» Text section
<<<<
The review-and-recovery agent. Reads every review on every platform within minutes of posting, drafts a response in the property's voice, flags the ones that need a real human to respond, and routes the operational issues (broken AC in 412, slow check-in on Friday) to the right department. Most hotels are still doing this on a 48-hour delay through a marketing manager.

The housekeeping coordinator agent. Reads the day's check-ins, check-outs, room assignments, and special requests, and produces a sequenced housekeeping plan that gets rooms ready in the right order for arrival times. Talks to the front desk agent when plans change.

The maintenance triage agent. Receives every reported issue (guest complaint, housekeeper note, sensor reading), categorizes it, decides what is urgent, and creates a work order for the right technician. Answers the guest with an honest ETA. This is the agent every hotel claims to have and almost none actually do.

The sales-and-events agent. Reads inbound corporate inquiries, qualifies them against the property's calendar, and drafts a real proposal with rates, room blocks, and event-space options. The sales coordinator hates losing the lead because the email sat in their inbox over the weekend. This agent does not let that happen.

The forecasting and pricing agent. Pulls demand signals (events in the city, competitor pricing, historical patterns, weather), and proposes rate moves with reasoning the revenue manager can actually evaluate. Not a black-box yield engine, an agent that explains its logic.

The lost-and-found and post-stay agent. Closes the loop on every guest after they leave. Confirms the receipt is correct, asks for the review, handles the lost-item return, surfaces a personalized reason to come back.
>>>>
» Listed records
<<<<
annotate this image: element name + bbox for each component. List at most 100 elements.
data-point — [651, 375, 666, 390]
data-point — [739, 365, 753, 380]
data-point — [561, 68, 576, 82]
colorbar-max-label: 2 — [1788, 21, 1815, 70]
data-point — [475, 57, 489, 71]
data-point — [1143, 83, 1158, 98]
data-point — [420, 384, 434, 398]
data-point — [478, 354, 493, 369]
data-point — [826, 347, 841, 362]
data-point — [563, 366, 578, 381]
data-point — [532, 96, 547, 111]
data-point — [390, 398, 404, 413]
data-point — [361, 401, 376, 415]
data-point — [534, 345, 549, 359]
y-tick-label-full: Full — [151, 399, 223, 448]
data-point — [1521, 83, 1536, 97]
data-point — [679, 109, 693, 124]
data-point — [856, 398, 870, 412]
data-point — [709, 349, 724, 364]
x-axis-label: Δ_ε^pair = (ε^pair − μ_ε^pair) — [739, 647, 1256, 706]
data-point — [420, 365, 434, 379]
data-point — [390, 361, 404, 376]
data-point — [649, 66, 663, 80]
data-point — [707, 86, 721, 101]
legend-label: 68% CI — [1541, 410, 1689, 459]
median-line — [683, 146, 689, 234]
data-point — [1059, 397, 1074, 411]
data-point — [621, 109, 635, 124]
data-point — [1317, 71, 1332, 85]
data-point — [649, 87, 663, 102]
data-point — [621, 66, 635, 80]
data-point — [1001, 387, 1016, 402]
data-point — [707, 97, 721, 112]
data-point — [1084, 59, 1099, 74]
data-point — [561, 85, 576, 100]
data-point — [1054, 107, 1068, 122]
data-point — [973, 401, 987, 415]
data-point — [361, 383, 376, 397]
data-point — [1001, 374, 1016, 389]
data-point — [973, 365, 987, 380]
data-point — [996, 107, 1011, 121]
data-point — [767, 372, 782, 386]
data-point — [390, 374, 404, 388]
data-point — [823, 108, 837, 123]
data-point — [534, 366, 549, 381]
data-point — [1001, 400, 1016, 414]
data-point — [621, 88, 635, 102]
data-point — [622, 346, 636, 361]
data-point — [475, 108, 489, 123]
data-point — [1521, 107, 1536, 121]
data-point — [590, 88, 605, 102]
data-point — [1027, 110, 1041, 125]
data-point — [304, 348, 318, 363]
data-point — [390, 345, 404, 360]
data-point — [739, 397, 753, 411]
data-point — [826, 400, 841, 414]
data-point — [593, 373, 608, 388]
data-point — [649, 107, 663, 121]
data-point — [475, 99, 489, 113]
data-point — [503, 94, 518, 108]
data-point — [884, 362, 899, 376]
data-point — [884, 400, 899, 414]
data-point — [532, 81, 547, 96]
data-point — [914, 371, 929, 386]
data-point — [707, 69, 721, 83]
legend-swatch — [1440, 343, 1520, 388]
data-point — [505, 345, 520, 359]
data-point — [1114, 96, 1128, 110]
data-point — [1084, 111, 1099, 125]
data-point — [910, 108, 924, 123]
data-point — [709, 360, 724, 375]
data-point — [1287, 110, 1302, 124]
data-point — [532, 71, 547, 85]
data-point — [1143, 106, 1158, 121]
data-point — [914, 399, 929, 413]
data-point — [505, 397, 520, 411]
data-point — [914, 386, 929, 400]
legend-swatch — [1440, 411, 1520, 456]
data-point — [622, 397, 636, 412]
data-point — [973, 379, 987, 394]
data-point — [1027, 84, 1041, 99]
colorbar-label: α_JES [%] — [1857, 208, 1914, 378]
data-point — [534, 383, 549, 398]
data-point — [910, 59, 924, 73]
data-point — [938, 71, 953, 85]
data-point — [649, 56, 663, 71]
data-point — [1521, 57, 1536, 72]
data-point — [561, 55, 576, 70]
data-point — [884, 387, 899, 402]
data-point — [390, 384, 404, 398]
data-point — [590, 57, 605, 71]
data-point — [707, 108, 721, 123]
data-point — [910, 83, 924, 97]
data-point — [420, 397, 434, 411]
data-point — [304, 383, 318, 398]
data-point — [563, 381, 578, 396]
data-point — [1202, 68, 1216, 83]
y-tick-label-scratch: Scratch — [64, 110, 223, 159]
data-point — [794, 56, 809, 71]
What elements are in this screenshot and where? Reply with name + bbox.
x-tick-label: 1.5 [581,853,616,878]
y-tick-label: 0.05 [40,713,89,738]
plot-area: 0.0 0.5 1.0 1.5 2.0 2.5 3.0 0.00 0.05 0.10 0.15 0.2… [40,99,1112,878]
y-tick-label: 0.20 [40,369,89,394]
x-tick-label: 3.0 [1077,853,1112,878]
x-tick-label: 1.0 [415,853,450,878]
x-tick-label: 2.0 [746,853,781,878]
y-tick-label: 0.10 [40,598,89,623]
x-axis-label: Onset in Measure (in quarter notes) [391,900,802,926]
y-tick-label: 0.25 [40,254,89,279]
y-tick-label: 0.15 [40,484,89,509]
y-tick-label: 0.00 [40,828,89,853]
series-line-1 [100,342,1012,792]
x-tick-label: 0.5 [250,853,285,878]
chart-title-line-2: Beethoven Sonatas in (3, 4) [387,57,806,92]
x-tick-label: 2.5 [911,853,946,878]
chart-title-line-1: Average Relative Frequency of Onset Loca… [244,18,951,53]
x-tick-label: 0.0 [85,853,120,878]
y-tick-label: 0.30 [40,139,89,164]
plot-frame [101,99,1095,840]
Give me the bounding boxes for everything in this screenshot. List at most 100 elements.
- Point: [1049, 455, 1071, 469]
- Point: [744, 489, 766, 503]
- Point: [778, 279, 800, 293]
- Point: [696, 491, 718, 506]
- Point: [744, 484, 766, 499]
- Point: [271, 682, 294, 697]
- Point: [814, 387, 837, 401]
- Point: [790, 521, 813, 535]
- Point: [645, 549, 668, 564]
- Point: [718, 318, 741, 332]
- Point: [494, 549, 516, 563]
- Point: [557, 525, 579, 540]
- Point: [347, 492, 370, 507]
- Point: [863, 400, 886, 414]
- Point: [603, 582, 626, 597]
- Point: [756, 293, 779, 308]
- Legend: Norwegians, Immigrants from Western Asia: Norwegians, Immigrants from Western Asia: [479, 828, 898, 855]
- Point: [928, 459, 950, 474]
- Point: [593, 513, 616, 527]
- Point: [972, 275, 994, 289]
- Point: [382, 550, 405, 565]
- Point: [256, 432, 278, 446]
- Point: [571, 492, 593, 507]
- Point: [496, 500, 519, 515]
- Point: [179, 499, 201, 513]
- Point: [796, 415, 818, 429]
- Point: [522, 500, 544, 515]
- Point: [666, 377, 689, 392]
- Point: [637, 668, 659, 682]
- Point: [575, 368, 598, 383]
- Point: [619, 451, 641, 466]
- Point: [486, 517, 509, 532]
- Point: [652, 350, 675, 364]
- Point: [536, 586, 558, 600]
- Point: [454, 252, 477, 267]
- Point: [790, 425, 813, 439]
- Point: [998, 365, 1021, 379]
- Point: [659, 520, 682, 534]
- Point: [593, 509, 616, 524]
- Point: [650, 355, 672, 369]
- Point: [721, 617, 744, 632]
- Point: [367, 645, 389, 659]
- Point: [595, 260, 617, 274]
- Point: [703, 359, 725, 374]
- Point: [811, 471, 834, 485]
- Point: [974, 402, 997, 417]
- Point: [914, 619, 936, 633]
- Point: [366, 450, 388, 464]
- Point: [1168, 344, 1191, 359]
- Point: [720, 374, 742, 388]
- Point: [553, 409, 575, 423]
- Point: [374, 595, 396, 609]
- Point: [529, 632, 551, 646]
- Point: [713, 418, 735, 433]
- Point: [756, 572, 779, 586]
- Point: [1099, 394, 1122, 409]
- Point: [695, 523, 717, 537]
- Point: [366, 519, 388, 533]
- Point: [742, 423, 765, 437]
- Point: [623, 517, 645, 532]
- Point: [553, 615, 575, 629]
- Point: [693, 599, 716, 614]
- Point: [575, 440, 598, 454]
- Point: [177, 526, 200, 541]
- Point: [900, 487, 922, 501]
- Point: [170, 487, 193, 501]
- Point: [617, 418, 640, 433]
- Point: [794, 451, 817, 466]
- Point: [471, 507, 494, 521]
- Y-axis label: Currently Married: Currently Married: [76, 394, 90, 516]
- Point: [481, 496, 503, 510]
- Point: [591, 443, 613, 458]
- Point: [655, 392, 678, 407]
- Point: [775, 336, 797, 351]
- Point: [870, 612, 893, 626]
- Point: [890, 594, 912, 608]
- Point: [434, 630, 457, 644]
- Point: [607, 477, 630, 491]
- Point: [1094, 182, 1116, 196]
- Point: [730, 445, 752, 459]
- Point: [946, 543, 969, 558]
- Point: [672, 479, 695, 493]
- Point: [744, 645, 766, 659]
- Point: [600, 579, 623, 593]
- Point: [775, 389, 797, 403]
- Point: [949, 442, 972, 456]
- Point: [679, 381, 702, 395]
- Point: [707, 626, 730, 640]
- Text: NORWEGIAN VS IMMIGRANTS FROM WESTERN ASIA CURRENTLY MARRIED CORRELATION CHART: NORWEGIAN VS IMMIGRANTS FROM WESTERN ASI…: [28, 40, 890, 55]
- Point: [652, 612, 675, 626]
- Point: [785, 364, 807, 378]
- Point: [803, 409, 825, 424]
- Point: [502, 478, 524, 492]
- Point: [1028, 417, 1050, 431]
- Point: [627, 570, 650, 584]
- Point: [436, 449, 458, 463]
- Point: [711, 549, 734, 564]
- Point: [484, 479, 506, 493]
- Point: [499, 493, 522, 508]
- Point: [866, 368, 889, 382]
>>>>
» Required work
Carry on the text about AI agents for hotels, starting right after its last sentence. The entries were taken from a different source than the text about hotel agents.

» Answer to this exercise
The compliance-and-policy agent. Reads every guest interaction, every transaction, and every policy change, and surfaces issues before they become incidents. The hotel-industry equivalent of the KYC screener Anthropic shipped for finance.

What is true of every agent on this list

Three things, and they are the part nobody pitching a hotel-AI product in 2026 should get to skip.

Each agent has a job a real human used to do. The list above is not abstract capabilities. It is a payroll. The reason the financial-services list works is that every agent on Anthropic's list maps onto a junior banker's daily task list. The hospitality version has to do the same, or it does not ship.

Each agent has access to the property's actual systems. Not a generic LLM with a system prompt about hotels. The pre-arrival agent has to read the PMS. The maintenance triage agent has to write to the work-order system. The rate agent has to talk to the channel manager. The hotels that get value from agentic AI are the ones whose data layer is honest, current, and connected. The rest will get demos, not outcomes.

Each agent has a brand voice. A guest does not want to talk to "the hotel's AI." They want to talk to the hotel. The pre-arrival agent at one property should not sound like the pre-arrival agent at another. This is the part most platforms get wrong out of the gate, because they ship the agent and ask the operator to add the voice later. The voice is the agent. It is not a skin.

What this changes for the next 12 months

The vertical-agent-template era started for finance on May 5. It will start for hospitality before the end of 2026, either from Anthropic, OpenAI, or one of the platform companies already serving the industry.

When it does, the question for every hotel is not "should we adopt agents." It is "which library do we adopt, and which of these agents do we want building muscle around our brand voice and our data?" The hotels that wait until the library shows up to figure out the answer will be a year behind the ones who started thinking about it now.

If you run a property and you are starting to map your operation onto something like the list above, we would love to compare notes. The list is not the answer. It is the conversation the industry should be having, and almost nobody is.

The finance starter pack shipped this week. Hospitality is next.